• EXCERPT TO READ:
------

        • adrian_b 12 days ago

          The general relativity theory was not about gaps or corner cases of special relativity. It was about extending the theory outside its domain of applicability.

          The theory of special relativity showed how to transform the physical quantities between inertial reference systems, i.e. systems where Newton's law of inertia is true. The relative velocity between the origins of such systems must be constant and there must be no relative rotational movement between them.

          The theory of special relativity was not applicable to non-inertial reference systems, like one that has an accelerated motion relative to an inertial system.

          Einstein's quest has been to find the transformation relations for this more general case. Together with the theory of the stimulated emission of radiation (1917), this has been the most original part of Einstein's work, because the previous transformations of the special relativity had been discovered before Einstein, he had just given a new explanation for them.

          The only intuition related to general relativity was the guiding principle that whatever transformations will be found they must lead to indistinguishable local behavior of the forces of gravity vs. the forces of inertia.
------
• THE PROBLEM: Set down, word for word, the part of the comment on general relativity between "The theory of special relativity was" and "forces of inertia.", inclusive. None of the saved data entries are needed here.

Saved data entries
------
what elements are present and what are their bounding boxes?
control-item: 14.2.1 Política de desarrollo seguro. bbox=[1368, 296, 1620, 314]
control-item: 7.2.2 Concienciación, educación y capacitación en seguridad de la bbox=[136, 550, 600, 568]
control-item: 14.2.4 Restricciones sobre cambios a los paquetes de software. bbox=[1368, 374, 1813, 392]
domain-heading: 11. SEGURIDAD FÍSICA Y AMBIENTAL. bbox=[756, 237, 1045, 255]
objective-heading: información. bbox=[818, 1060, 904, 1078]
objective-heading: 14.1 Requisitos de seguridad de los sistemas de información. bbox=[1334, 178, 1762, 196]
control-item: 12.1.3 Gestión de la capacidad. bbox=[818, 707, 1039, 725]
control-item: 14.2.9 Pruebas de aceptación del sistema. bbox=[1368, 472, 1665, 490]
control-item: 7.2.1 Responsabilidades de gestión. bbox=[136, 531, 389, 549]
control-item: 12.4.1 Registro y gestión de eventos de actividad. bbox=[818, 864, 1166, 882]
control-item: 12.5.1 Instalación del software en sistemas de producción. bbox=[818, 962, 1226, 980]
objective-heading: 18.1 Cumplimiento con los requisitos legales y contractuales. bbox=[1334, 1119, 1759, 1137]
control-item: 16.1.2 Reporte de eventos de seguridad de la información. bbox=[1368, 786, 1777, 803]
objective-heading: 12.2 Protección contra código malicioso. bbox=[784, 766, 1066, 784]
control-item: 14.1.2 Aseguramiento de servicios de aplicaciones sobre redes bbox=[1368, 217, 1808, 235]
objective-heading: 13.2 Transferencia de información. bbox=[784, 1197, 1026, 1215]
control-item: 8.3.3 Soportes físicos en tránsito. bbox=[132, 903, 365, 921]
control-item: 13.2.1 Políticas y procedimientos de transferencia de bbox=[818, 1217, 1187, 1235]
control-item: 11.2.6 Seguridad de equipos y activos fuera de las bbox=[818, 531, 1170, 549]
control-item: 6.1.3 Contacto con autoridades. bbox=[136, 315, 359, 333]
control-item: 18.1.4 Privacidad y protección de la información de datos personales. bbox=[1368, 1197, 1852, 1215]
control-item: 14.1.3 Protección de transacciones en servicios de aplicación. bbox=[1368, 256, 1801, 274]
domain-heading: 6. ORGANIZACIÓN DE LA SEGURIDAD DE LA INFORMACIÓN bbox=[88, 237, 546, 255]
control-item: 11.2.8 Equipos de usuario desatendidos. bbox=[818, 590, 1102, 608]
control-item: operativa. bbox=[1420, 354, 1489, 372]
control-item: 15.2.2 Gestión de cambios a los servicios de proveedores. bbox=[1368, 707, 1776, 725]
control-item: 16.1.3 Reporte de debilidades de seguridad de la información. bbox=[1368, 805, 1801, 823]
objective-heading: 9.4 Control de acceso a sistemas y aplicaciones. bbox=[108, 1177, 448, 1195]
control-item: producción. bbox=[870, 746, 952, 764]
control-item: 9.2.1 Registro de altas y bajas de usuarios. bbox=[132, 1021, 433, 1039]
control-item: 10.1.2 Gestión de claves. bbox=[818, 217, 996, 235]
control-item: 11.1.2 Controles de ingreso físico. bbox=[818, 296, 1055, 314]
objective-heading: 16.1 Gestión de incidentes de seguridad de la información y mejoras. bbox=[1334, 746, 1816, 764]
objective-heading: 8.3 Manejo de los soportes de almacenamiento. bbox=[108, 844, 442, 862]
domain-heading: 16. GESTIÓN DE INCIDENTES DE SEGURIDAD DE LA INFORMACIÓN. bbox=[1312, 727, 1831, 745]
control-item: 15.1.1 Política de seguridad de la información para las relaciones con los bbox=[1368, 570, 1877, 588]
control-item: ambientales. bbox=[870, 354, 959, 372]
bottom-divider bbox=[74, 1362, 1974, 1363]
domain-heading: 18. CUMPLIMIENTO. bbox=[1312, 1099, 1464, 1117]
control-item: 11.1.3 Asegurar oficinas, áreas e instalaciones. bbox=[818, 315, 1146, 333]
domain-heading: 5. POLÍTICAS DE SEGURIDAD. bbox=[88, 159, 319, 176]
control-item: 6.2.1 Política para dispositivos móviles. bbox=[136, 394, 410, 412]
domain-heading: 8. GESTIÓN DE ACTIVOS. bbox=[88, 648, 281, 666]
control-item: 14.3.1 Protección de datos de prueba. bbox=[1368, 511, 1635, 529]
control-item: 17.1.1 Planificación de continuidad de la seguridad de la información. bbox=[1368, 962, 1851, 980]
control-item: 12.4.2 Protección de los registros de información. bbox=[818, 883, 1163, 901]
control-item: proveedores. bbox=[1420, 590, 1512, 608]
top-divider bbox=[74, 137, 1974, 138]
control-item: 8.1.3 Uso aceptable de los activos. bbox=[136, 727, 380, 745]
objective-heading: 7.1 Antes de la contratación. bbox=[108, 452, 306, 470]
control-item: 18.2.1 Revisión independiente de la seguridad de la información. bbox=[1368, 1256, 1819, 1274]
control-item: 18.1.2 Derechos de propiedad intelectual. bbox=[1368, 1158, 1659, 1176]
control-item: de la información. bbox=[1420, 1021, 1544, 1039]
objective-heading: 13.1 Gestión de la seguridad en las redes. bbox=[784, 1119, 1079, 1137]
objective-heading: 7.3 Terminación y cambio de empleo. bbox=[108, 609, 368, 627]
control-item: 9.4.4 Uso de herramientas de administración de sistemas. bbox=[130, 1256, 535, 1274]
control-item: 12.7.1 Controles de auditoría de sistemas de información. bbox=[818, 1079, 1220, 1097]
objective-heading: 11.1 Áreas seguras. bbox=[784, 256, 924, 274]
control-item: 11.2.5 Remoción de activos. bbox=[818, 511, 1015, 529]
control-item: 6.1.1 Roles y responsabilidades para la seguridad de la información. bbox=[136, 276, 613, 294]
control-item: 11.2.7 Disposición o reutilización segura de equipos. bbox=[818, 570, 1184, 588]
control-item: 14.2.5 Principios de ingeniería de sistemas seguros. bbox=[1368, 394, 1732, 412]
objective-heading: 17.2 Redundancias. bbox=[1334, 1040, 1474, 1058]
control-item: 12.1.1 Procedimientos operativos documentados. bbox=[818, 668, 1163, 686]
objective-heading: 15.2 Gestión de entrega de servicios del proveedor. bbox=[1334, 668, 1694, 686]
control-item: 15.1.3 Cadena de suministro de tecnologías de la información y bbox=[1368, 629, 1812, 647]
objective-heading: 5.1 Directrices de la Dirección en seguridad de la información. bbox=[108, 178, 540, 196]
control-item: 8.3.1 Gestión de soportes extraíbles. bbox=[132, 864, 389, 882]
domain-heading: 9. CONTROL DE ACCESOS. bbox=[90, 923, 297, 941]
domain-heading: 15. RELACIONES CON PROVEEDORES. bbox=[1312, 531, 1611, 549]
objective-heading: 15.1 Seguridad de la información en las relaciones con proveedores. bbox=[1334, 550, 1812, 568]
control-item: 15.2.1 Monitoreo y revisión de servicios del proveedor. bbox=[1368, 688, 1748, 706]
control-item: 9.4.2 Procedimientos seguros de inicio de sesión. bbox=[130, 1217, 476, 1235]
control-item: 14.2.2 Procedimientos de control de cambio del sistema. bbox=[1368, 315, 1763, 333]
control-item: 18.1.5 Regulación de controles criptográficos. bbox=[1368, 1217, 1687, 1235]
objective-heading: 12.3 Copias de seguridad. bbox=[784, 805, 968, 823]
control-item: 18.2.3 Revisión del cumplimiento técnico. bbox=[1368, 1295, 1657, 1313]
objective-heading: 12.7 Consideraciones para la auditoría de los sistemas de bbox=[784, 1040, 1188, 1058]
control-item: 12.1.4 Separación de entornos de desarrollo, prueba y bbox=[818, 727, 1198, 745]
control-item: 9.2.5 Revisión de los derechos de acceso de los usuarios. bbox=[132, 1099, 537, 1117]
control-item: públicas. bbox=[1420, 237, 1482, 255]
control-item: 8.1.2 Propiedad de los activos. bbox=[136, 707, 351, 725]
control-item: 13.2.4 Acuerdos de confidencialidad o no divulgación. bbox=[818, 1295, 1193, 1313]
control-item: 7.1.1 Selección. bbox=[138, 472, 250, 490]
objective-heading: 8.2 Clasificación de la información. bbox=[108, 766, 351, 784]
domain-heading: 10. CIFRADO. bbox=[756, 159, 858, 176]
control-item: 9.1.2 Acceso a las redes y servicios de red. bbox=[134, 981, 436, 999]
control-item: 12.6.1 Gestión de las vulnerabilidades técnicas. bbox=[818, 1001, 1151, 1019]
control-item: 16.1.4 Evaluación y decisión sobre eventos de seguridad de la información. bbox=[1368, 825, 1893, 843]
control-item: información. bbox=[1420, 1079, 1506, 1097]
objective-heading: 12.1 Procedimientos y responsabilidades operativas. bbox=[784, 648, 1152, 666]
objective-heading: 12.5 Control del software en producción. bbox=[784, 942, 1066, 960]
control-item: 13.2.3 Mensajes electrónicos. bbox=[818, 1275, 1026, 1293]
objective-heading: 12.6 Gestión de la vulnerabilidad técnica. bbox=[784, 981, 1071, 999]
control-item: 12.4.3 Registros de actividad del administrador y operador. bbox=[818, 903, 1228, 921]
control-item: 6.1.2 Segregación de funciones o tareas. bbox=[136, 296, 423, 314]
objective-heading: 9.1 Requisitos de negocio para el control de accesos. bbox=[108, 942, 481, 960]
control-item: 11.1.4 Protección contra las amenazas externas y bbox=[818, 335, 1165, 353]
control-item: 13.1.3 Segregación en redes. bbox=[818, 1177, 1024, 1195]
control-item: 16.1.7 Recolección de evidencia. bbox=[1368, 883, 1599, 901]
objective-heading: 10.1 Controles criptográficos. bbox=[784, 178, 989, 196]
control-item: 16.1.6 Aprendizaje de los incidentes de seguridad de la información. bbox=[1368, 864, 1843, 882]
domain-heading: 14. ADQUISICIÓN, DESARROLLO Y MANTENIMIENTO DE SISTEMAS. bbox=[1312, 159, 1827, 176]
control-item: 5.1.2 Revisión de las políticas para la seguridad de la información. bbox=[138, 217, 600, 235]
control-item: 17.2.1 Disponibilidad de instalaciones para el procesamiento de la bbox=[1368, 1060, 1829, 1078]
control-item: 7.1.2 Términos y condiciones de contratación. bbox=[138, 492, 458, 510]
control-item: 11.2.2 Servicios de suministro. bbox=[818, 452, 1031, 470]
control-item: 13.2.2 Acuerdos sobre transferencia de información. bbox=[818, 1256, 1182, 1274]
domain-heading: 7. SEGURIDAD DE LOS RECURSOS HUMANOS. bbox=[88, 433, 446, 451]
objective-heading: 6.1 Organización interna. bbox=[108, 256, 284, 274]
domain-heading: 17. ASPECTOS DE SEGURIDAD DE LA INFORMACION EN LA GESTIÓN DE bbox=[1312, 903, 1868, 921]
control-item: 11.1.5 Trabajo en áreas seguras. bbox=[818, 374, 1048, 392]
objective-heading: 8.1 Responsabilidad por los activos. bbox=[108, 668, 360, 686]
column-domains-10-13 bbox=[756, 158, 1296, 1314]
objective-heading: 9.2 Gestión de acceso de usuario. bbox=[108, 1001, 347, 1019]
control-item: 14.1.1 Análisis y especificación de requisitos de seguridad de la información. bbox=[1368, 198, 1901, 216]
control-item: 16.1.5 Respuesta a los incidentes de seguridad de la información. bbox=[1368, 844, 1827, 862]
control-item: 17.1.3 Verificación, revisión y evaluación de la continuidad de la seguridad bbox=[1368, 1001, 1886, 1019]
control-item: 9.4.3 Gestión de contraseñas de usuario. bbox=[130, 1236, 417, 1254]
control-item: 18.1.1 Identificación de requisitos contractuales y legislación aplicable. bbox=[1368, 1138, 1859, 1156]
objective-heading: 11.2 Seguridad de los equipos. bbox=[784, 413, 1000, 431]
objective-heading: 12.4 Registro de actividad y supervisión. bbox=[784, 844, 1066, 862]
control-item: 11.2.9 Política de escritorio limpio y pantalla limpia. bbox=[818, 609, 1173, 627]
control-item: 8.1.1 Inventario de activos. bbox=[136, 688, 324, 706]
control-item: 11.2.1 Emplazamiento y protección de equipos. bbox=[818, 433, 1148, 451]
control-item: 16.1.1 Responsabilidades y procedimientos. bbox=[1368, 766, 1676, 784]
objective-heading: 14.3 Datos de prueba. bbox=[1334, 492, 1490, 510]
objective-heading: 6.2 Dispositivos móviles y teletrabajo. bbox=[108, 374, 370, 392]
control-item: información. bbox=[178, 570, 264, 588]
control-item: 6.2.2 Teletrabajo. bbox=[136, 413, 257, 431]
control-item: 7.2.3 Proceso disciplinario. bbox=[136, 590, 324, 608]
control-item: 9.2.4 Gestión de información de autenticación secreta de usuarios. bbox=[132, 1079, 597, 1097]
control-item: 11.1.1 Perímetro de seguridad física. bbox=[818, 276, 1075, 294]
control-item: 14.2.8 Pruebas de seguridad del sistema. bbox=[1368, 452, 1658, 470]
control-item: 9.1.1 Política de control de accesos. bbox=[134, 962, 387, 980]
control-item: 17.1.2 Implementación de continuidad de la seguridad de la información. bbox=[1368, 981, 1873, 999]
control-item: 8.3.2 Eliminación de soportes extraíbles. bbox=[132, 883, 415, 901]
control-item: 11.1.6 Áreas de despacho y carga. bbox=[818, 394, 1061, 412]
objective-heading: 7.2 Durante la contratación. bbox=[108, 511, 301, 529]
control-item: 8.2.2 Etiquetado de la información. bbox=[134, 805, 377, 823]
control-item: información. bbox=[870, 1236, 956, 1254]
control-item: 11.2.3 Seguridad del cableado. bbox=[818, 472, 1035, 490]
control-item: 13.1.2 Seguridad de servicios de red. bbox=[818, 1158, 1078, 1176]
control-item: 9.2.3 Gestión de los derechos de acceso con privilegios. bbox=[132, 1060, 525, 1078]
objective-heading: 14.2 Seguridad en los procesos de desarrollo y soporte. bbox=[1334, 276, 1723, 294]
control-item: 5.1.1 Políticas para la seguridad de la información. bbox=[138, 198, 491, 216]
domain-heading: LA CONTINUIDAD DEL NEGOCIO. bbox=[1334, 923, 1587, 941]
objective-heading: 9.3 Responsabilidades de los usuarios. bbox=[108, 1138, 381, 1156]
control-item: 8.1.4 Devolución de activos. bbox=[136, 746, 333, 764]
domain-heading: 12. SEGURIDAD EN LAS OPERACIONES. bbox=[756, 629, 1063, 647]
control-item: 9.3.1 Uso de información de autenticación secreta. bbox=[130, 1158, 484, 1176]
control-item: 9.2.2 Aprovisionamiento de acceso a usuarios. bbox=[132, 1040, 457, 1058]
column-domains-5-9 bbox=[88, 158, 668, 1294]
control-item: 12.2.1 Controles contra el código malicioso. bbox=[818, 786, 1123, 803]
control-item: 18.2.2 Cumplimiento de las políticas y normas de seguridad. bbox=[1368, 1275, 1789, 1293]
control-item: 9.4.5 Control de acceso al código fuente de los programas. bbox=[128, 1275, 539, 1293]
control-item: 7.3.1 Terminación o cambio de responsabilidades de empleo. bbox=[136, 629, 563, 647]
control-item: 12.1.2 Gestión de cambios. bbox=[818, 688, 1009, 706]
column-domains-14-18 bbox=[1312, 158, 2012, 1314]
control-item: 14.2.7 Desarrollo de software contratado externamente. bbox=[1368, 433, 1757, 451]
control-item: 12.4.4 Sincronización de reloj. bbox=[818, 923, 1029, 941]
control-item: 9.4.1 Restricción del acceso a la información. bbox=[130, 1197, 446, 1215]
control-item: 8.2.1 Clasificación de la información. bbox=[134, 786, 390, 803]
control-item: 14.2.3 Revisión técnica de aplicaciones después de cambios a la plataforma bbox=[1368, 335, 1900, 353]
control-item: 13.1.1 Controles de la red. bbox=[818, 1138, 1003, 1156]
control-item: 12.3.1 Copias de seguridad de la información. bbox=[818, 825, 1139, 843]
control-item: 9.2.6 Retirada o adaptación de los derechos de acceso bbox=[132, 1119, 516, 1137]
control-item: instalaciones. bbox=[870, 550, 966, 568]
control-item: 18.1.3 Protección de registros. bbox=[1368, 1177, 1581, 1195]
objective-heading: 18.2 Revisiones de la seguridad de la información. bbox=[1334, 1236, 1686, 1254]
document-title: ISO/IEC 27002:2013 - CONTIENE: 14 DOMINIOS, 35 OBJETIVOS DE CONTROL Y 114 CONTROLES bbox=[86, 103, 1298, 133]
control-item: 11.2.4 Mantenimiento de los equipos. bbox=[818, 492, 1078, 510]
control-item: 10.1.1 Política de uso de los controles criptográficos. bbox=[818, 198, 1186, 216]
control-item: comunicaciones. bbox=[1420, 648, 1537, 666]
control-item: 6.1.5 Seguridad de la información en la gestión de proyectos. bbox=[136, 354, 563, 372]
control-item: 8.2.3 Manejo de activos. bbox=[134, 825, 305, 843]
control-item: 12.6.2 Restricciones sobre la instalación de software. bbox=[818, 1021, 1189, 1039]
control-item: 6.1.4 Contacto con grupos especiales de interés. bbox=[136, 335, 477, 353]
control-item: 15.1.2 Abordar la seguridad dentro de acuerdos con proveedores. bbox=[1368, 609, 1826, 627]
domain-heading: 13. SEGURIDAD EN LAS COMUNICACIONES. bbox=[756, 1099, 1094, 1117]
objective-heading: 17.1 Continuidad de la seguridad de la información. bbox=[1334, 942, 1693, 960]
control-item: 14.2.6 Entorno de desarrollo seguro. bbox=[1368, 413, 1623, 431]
------
• EXERCISE RESULT:
The theory of special relativity was not applicable to non-inertial reference systems, like one that has an accelerated motion relative to an inertial system.

          Einstein's quest has been to find the transformation relations for this more general case. Together with the theory of the stimulated emission of radiation (1917), this has been the most original part of Einstein's work, because the previous transformations of the special relativity had been discovered before Einstein, he had just given a new explanation for them.

          The only intuition related to general relativity was the guiding principle that whatever transformations will be found they must lead to indistinguishable local behavior of the forces of gravity vs. the forces of inertia.